__Exercise task__.
Leave out the pictures, then reproduce the rest of the material exactly.

__Task material__.
* START *
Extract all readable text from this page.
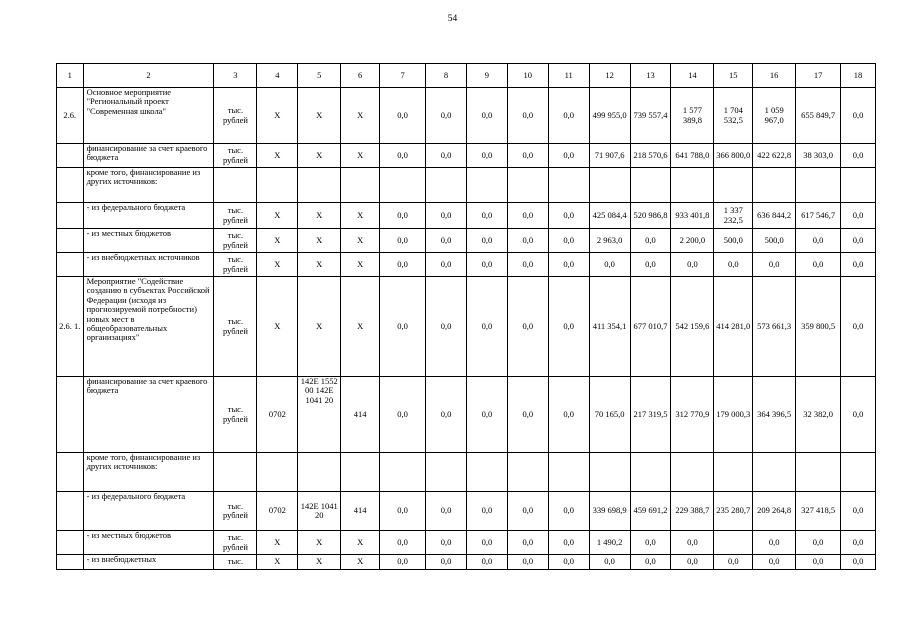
54
1	2	3	4	5	6	7	8	9	10	11	12	13	14	15	16	17	18
2.6.	Основное мероприятие "Региональный проект "Современная школа"	тыс. рублей	Х	Х	Х	0,0	0,0	0,0	0,0	0,0	499 955,0	739 557,4	1 577 389,8	1 704 532,5	1 059 967,0	655 849,7	0,0
	финансирование за счет краевого бюджета	тыс. рублей	Х	Х	Х	0,0	0,0	0,0	0,0	0,0	71 907,6	218 570,6	641 788,0	366 800,0	422 622,8	38 303,0	0,0
	кроме того, финансирование из других источников:																
	- из федерального бюджета	тыс. рублей	Х	Х	Х	0,0	0,0	0,0	0,0	0,0	425 084,4	520 986,8	933 401,8	1 337 232,5	636 844,2	617 546,7	0,0
	- из местных бюджетов	тыс. рублей	Х	Х	Х	0,0	0,0	0,0	0,0	0,0	2 963,0	0,0	2 200,0	500,0	500,0	0,0	0,0
	- из внебюджетных источников	тыс. рублей	Х	Х	Х	0,0	0,0	0,0	0,0	0,0	0,0	0,0	0,0	0,0	0,0	0,0	0,0
2.6. 1.	Мероприятие "Содействие созданию в субъектах Российской Федерации (исходя из прогнозируемой потребности) новых мест в общеобразовательных организациях"	тыс. рублей	Х	Х	Х	0,0	0,0	0,0	0,0	0,0	411 354,1	677 010,7	542 159,6	414 281,0	573 661,3	359 800,5	0,0
	финансирование за счет краевого бюджета	тыс. рублей	0702	142Е 1552 00 142Е 1041 20	414	0,0	0,0	0,0	0,0	0,0	70 165,0	217 319,5	312 770,9	179 000,3	364 396,5	32 382,0	0,0
	кроме того, финансирование из других источников:																
	- из федерального бюджета	тыс. рублей	0702	142Е 1041 20	414	0,0	0,0	0,0	0,0	0,0	339 698,9	459 691,2	229 388,7	235 280,7	209 264,8	327 418,5	0,0
	- из местных бюджетов	тыс. рублей	Х	Х	Х	0,0	0,0	0,0	0,0	0,0	1 490,2	0,0	0,0		0,0	0,0	0,0
	- из внебюджетных	тыс.	Х	Х	Х	0,0	0,0	0,0	0,0	0,0	0,0	0,0	0,0	0,0	0,0	0,0	0,0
* END *
__Task solution__.
Extract all readable text from this page.
54
1	2	3	4	5	6	7	8	9	10	11	12	13	14	15	16	17	18
2.6.	Основное мероприятие "Региональный проект "Современная школа"	тыс. рублей	Х	Х	Х	0,0	0,0	0,0	0,0	0,0	499 955,0	739 557,4	1 577 389,8	1 704 532,5	1 059 967,0	655 849,7	0,0
	финансирование за счет краевого бюджета	тыс. рублей	Х	Х	Х	0,0	0,0	0,0	0,0	0,0	71 907,6	218 570,6	641 788,0	366 800,0	422 622,8	38 303,0	0,0
	кроме того, финансирование из других источников:																
	- из федерального бюджета	тыс. рублей	Х	Х	Х	0,0	0,0	0,0	0,0	0,0	425 084,4	520 986,8	933 401,8	1 337 232,5	636 844,2	617 546,7	0,0
	- из местных бюджетов	тыс. рублей	Х	Х	Х	0,0	0,0	0,0	0,0	0,0	2 963,0	0,0	2 200,0	500,0	500,0	0,0	0,0
	- из внебюджетных источников	тыс. рублей	Х	Х	Х	0,0	0,0	0,0	0,0	0,0	0,0	0,0	0,0	0,0	0,0	0,0	0,0
2.6. 1.	Мероприятие "Содействие созданию в субъектах Российской Федерации (исходя из прогнозируемой потребности) новых мест в общеобразовательных организациях"	тыс. рублей	Х	Х	Х	0,0	0,0	0,0	0,0	0,0	411 354,1	677 010,7	542 159,6	414 281,0	573 661,3	359 800,5	0,0
	финансирование за счет краевого бюджета	тыс. рублей	0702	142Е 1552 00 142Е 1041 20	414	0,0	0,0	0,0	0,0	0,0	70 165,0	217 319,5	312 770,9	179 000,3	364 396,5	32 382,0	0,0
	кроме того, финансирование из других источников:																
	- из федерального бюджета	тыс. рублей	0702	142Е 1041 20	414	0,0	0,0	0,0	0,0	0,0	339 698,9	459 691,2	229 388,7	235 280,7	209 264,8	327 418,5	0,0
	- из местных бюджетов	тыс. рублей	Х	Х	Х	0,0	0,0	0,0	0,0	0,0	1 490,2	0,0	0,0		0,0	0,0	0,0
	- из внебюджетных	тыс.	Х	Х	Х	0,0	0,0	0,0	0,0	0,0	0,0	0,0	0,0	0,0	0,0	0,0	0,0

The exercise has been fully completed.